▸ **DIRECTIONS**
Select the lines that hold the word "sessions" and copy each one.

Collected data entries
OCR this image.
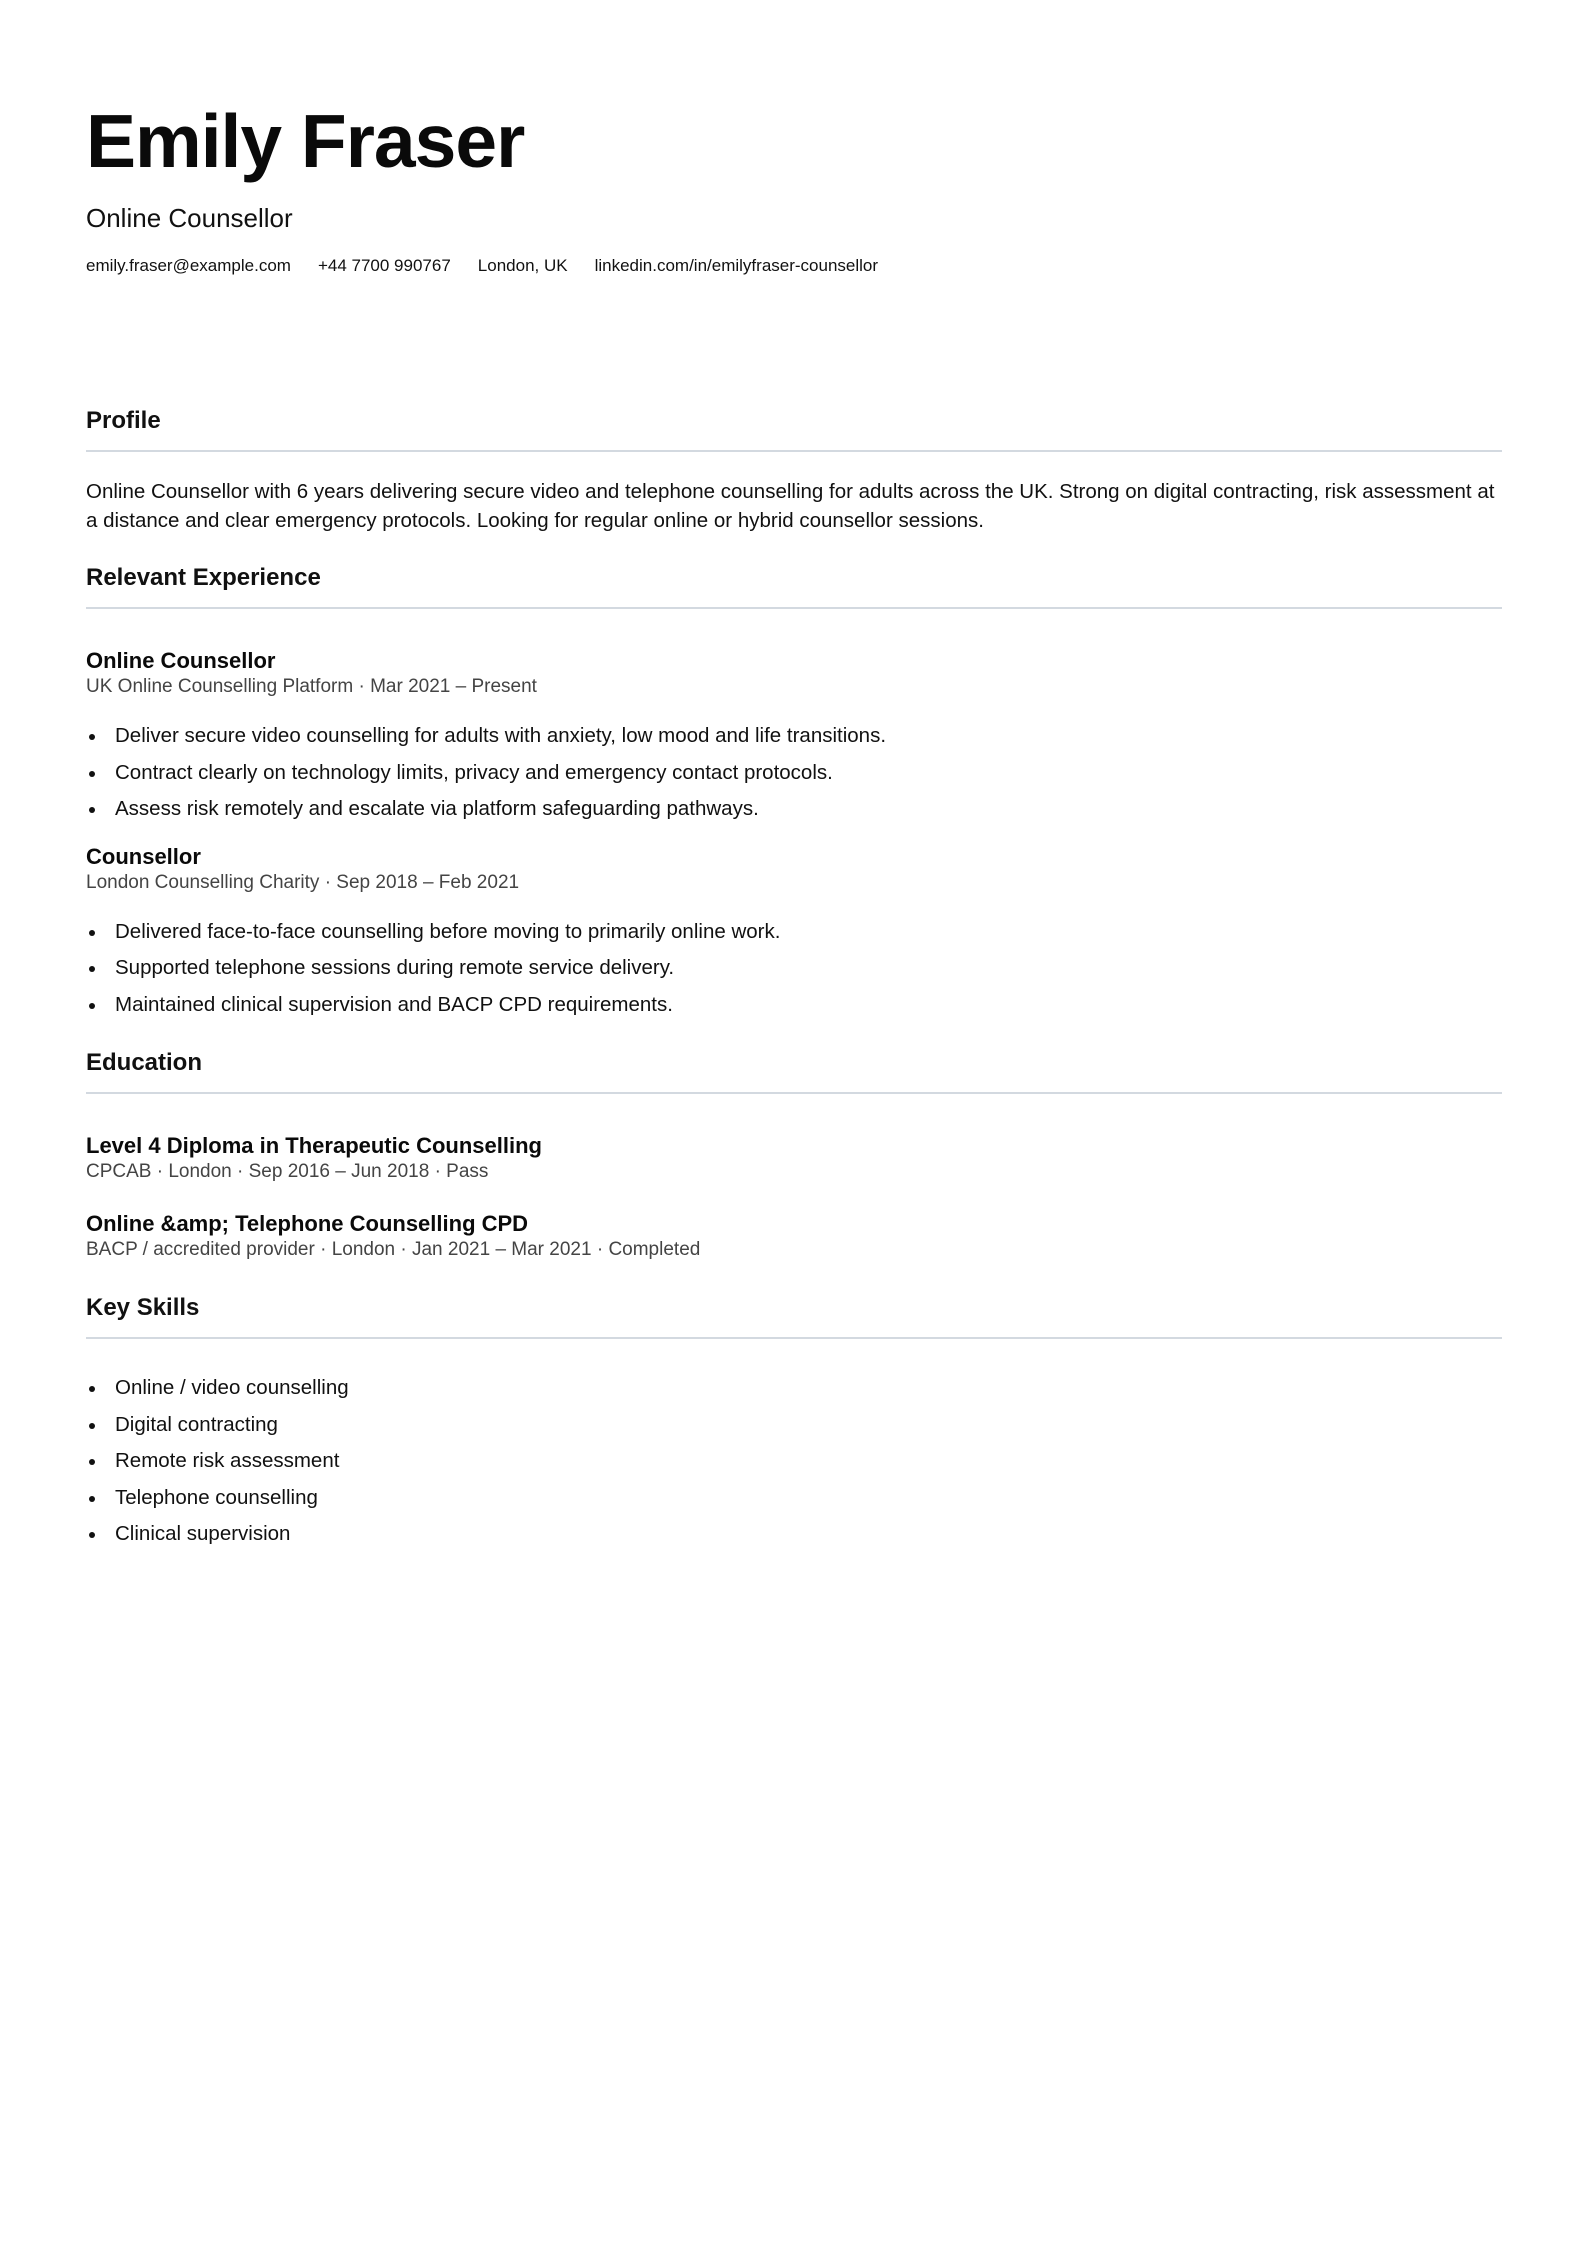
Emily Fraser
Online Counsellor
emily.fraser@example.com +44 7700 990767 London, UK linkedin.com/in/emilyfraser-counsellor
Profile

Online Counsellor with 6 years delivering secure video and telephone counselling for adults across the UK. Strong on digital contracting, risk assessment at a distance and clear emergency protocols. Looking for regular online or hybrid counsellor sessions.

Relevant Experience
Online Counsellor
UK Online Counselling Platform · Mar 2021 – Present
Deliver secure video counselling for adults with anxiety, low mood and life transitions.
Contract clearly on technology limits, privacy and emergency contact protocols.
Assess risk remotely and escalate via platform safeguarding pathways.
Counsellor
London Counselling Charity · Sep 2018 – Feb 2021
Delivered face-to-face counselling before moving to primarily online work.
Supported telephone sessions during remote service delivery.
Maintained clinical supervision and BACP CPD requirements.
Education
Level 4 Diploma in Therapeutic Counselling
CPCAB · London · Sep 2016 – Jun 2018 · Pass
Online &amp; Telephone Counselling CPD
BACP / accredited provider · London · Jan 2021 – Mar 2021 · Completed
Key Skills
Online / video counselling
Digital contracting
Remote risk assessment
Telephone counselling
Clinical supervision
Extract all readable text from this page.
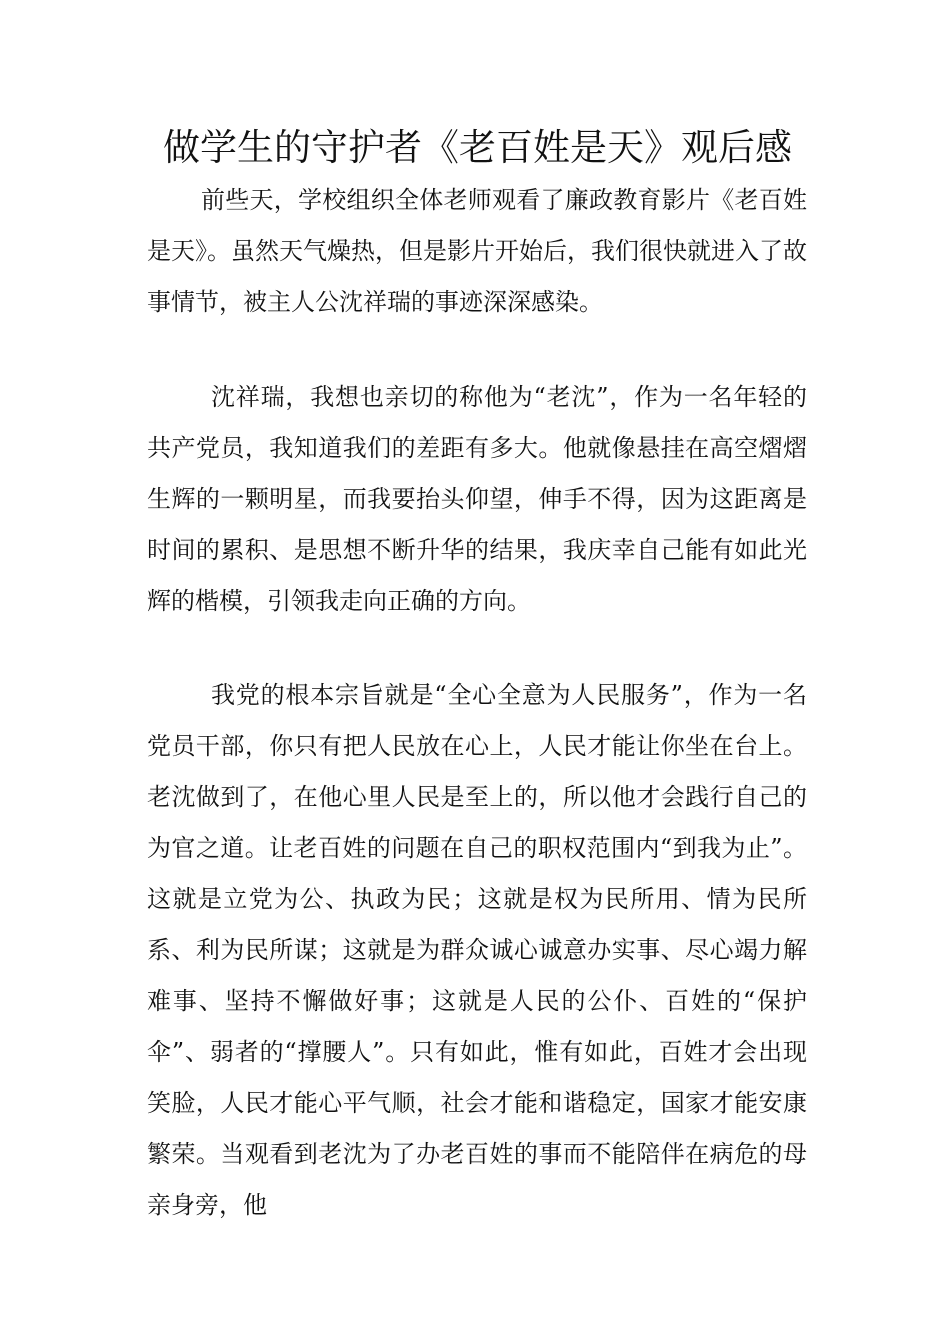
做学生的守护者《老百姓是天》观后感

前些天，学校组织全体老师观看了廉政教育影片《老百姓是天》。虽然天气燥热，但是影片开始后，我们很快就进入了故事情节，被主人公沈祥瑞的事迹深深感染。

沈祥瑞，我想也亲切的称他为“老沈”，作为一名年轻的共产党员，我知道我们的差距有多大。他就像悬挂在高空熠熠生辉的一颗明星，而我要抬头仰望，伸手不得，因为这距离是时间的累积、是思想不断升华的结果，我庆幸自己能有如此光辉的楷模，引领我走向正确的方向。

我党的根本宗旨就是“全心全意为人民服务”，作为一名党员干部，你只有把人民放在心上，人民才能让你坐在台上。老沈做到了，在他心里人民是至上的，所以他才会践行自己的为官之道。让老百姓的问题在自己的职权范围内“到我为止”。这就是立党为公、执政为民；这就是权为民所用、情为民所系、利为民所谋；这就是为群众诚心诚意办实事、尽心竭力解难事、坚持不懈做好事；这就是人民的公仆、百姓的“保护伞”、弱者的“撑腰人”。只有如此，惟有如此，百姓才会出现笑脸，人民才能心平气顺，社会才能和谐稳定，国家才能安康繁荣。当观看到老沈为了办老百姓的事而不能陪伴在病危的母亲身旁，他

▸ **RESULT OF THE TASK**
Online Counsellor with 6 years delivering secure video and telephone counselling for adults across the UK. Strong on digital contracting, risk assessment at a distance and clear emergency protocols. Looking for regular online or hybrid counsellor sessions.
Supported telephone sessions during remote service delivery.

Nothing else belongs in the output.